■ Part of a data file ■
[BEGIN]

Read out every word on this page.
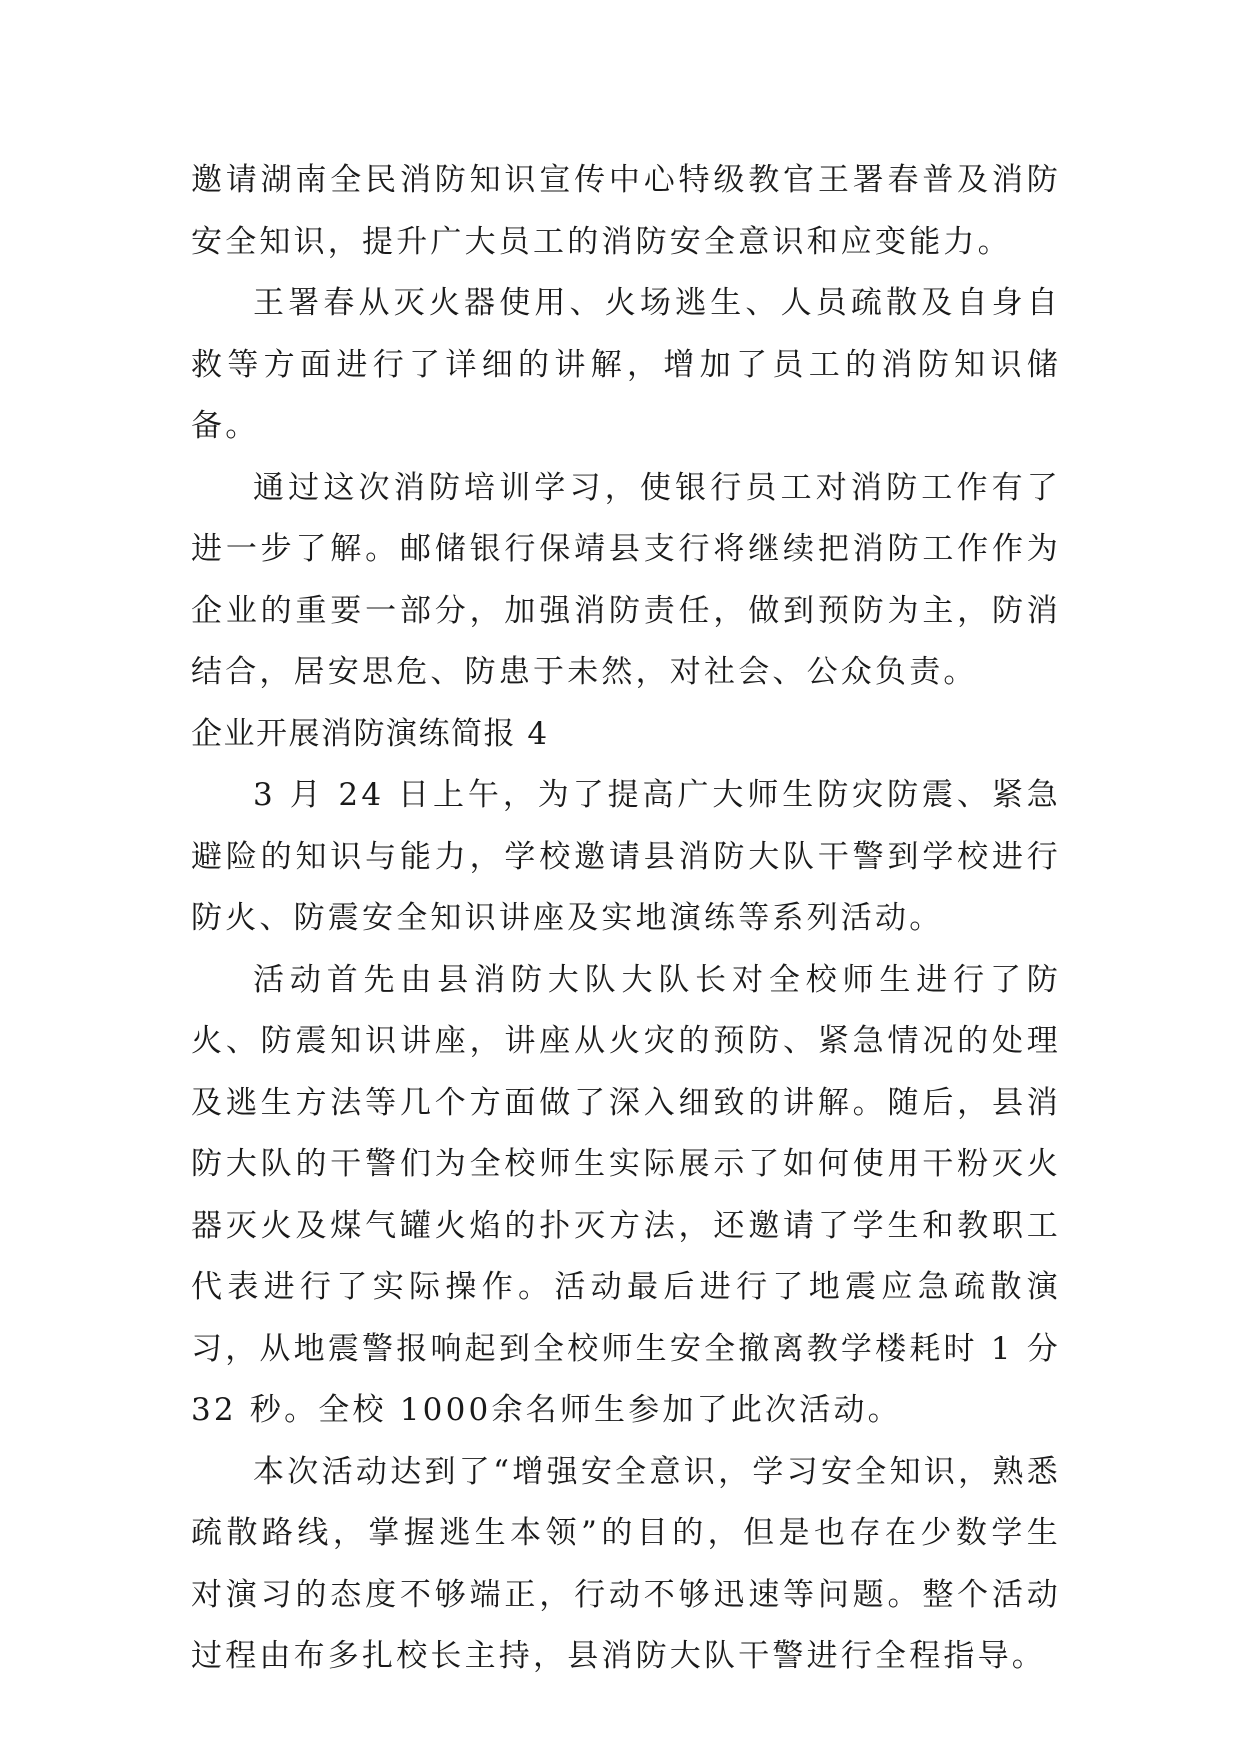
邀请湖南全民消防知识宣传中心特级教官王署春普及消防安全知识，提升广大员工的消防安全意识和应变能力。

王署春从灭火器使用、火场逃生、人员疏散及自身自救等方面进行了详细的讲解，增加了员工的消防知识储备。

通过这次消防培训学习，使银行员工对消防工作有了进一步了解。邮储银行保靖县支行将继续把消防工作作为企业的重要一部分，加强消防责任，做到预防为主，防消结合，居安思危、防患于未然，对社会、公众负责。

企业开展消防演练简报 4

3 月 24 日上午，为了提高广大师生防灾防震、紧急避险的知识与能力，学校邀请县消防大队干警到学校进行防火、防震安全知识讲座及实地演练等系列活动。

活动首先由县消防大队大队长对全校师生进行了防火、防震知识讲座，讲座从火灾的预防、紧急情况的处理及逃生方法等几个方面做了深入细致的讲解。随后，县消防大队的干警们为全校师生实际展示了如何使用干粉灭火器灭火及煤气罐火焰的扑灭方法，还邀请了学生和教职工代表进行了实际操作。活动最后进行了地震应急疏散演习，从地震警报响起到全校师生安全撤离教学楼耗时 1 分 32 秒。全校 1000余名师生参加了此次活动。

本次活动达到了“增强安全意识，学习安全知识，熟悉疏散路线，掌握逃生本领”的目的，但是也存在少数学生对演习的态度不够端正，行动不够迅速等问题。整个活动过程由布多扎校长主持，县消防大队干警进行全程指导。
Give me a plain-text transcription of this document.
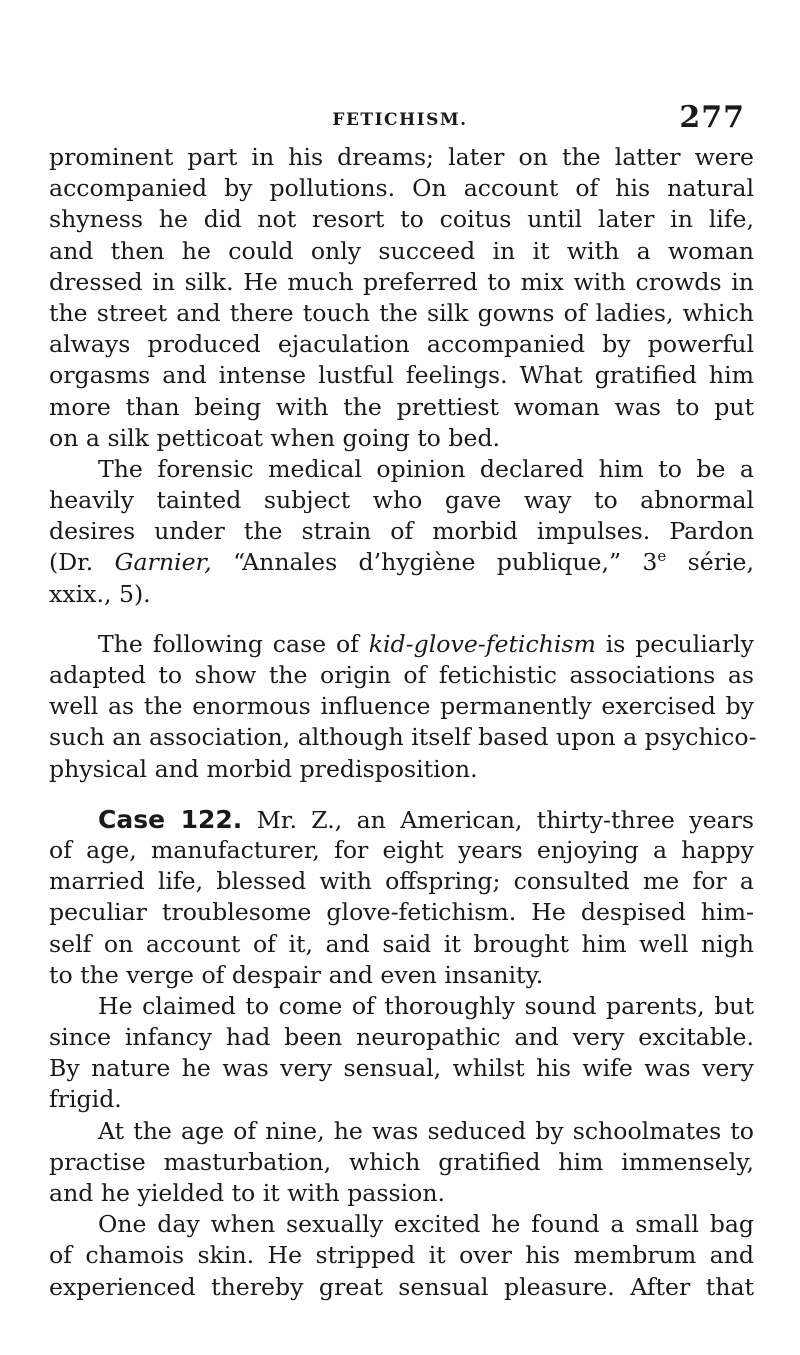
FETICHISM.	277
prominent part in his dreams; later on the latter were
accompanied by pollutions. On account of his natural
shyness he did not resort to coitus until later in life,
and then he could only succeed in it with a woman
dressed in silk. He much preferred to mix with crowds in
the street and there touch the silk gowns of ladies, which
always produced ejaculation accompanied by powerful
orgasms and intense lustful feelings. What gratified him
more than being with the prettiest woman was to put
on a silk petticoat when going to bed.
The forensic medical opinion declared him to be a
heavily tainted subject who gave way to abnormal
desires under the strain of morbid impulses. Pardon
(Dr. Garnier, “Annales d’hygiène publique,” 3e série,
xxix., 5).
The following case of kid-glove-fetichism is peculiarly
adapted to show the origin of fetichistic associations as
well as the enormous influence permanently exercised by
such an association, although itself based upon a psychico-
physical and morbid predisposition.
Case 122. Mr. Z., an American, thirty-three years
of age, manufacturer, for eight years enjoying a happy
married life, blessed with offspring; consulted me for a
peculiar troublesome glove-fetichism. He despised him-
self on account of it, and said it brought him well nigh
to the verge of despair and even insanity.
He claimed to come of thoroughly sound parents, but
since infancy had been neuropathic and very excitable.
By nature he was very sensual, whilst his wife was very
frigid.
At the age of nine, he was seduced by schoolmates to
practise masturbation, which gratified him immensely,
and he yielded to it with passion.
One day when sexually excited he found a small bag
of chamois skin. He stripped it over his membrum and
experienced thereby great sensual pleasure. After that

[END]

■ What is being asked ■
Within the data above, pick out all lines holding the word "account".

■ Finished exercise ■
accompanied by pollutions. On account of his natural
self on account of it, and said it brought him well nigh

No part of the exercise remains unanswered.